* Aim of the task
Leave out the pictures and copy everything else below exactly.

* The records
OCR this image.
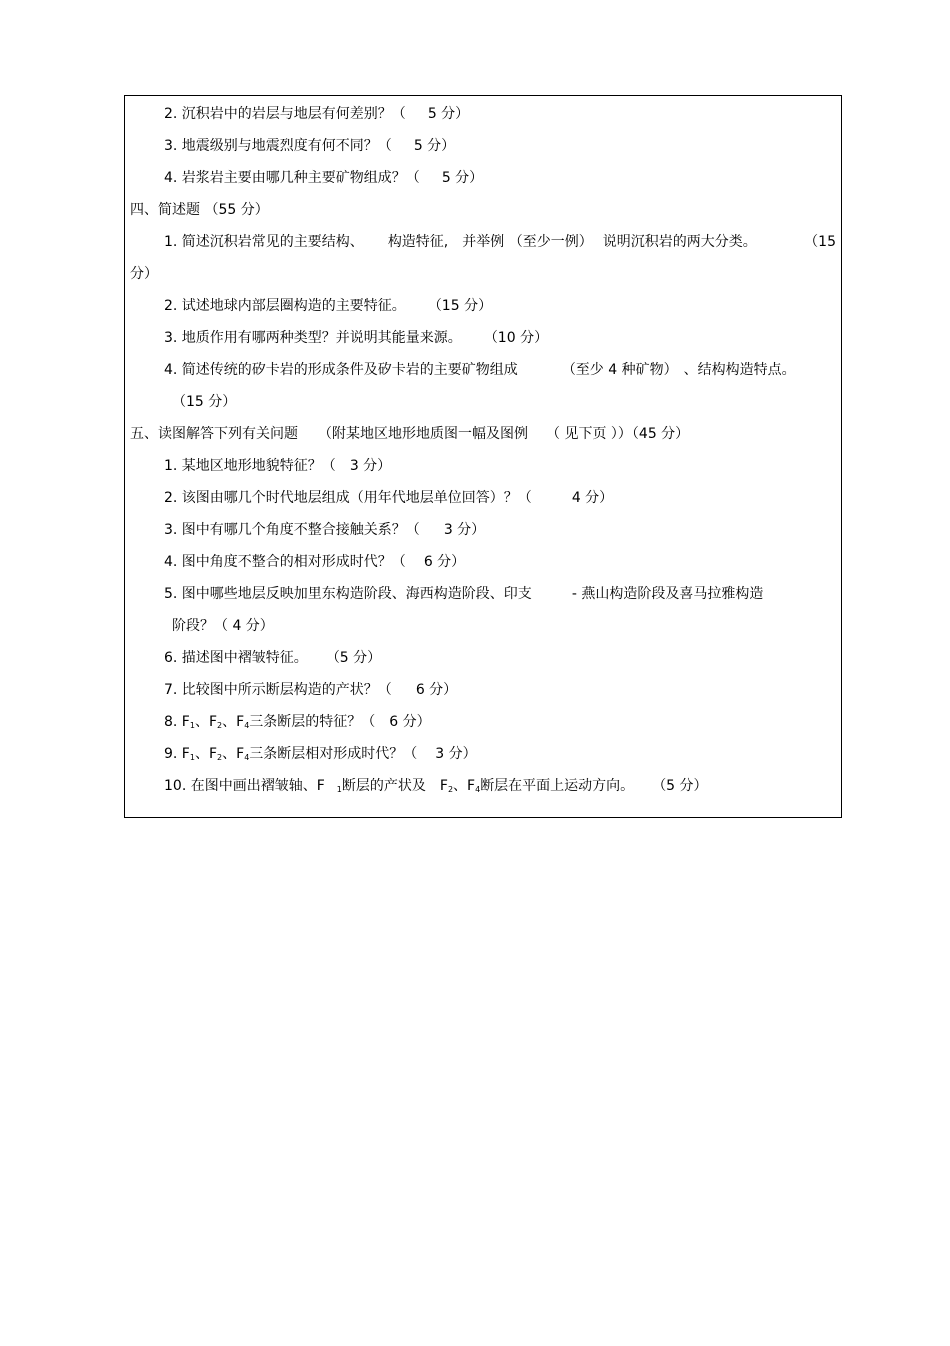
2. 沉积岩中的岩层与地层有何差别？（ 5 分）
3. 地震级别与地震烈度有何不同？（ 5 分）
4. 岩浆岩主要由哪几种主要矿物组成？（ 5 分）
四、简述题 （55 分）
1. 简述沉积岩常见的主要结构、 构造特征, 并举例 （至少一例） 说明沉积岩的两大分类。	（15
分）
2. 试述地球内部层圈构造的主要特征。 （15 分）
3. 地质作用有哪两种类型？并说明其能量来源。 （10 分）
4. 简述传统的矽卡岩的形成条件及矽卡岩的主要矿物组成	（至少 4 种矿物） 、结构构造特点。
（15 分）
五、读图解答下列有关问题 （附某地区地形地质图一幅及图例 （ 见下页 ））（45 分）
1. 某地区地形地貌特征？（ 3 分）
2. 该图由哪几个时代地层组成（用年代地层单位回答）？（	4 分）
3. 图中有哪几个角度不整合接触关系？（ 3 分）
4. 图中角度不整合的相对形成时代？（ 6 分）
5. 图中哪些地层反映加里东构造阶段、海西构造阶段、印支	- 燕山构造阶段及喜马拉雅构造
阶段？（ 4 分）
6. 描述图中褶皱特征。 （5 分）
7. 比较图中所示断层构造的产状？（ 6 分）
8. $F_1$、$F_2$、$F_4$三条断层的特征？（ 6 分）
9. $F_1$、$F_2$、$F_4$三条断层相对形成时代？（ 3 分）
10. 在图中画出褶皱轴、F $_1$断层的产状及 $F_2$、$F_4$断层在平面上运动方向。 （5 分）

* Result of the exercise
OCR this image.
2. 沉积岩中的岩层与地层有何差别？（ 5 分）
3. 地震级别与地震烈度有何不同？（ 5 分）
4. 岩浆岩主要由哪几种主要矿物组成？（ 5 分）
四、简述题 （55 分）
1. 简述沉积岩常见的主要结构、 构造特征, 并举例 （至少一例） 说明沉积岩的两大分类。	（15
分）
2. 试述地球内部层圈构造的主要特征。 （15 分）
3. 地质作用有哪两种类型？并说明其能量来源。 （10 分）
4. 简述传统的矽卡岩的形成条件及矽卡岩的主要矿物组成	（至少 4 种矿物） 、结构构造特点。
（15 分）
五、读图解答下列有关问题 （附某地区地形地质图一幅及图例 （ 见下页 ））（45 分）
1. 某地区地形地貌特征？（ 3 分）
2. 该图由哪几个时代地层组成（用年代地层单位回答）？（	4 分）
3. 图中有哪几个角度不整合接触关系？（ 3 分）
4. 图中角度不整合的相对形成时代？（ 6 分）
5. 图中哪些地层反映加里东构造阶段、海西构造阶段、印支	- 燕山构造阶段及喜马拉雅构造
阶段？（ 4 分）
6. 描述图中褶皱特征。 （5 分）
7. 比较图中所示断层构造的产状？（ 6 分）
8. $F_1$、$F_2$、$F_4$三条断层的特征？（ 6 分）
9. $F_1$、$F_2$、$F_4$三条断层相对形成时代？（ 3 分）
10. 在图中画出褶皱轴、F $_1$断层的产状及 $F_2$、$F_4$断层在平面上运动方向。 （5 分）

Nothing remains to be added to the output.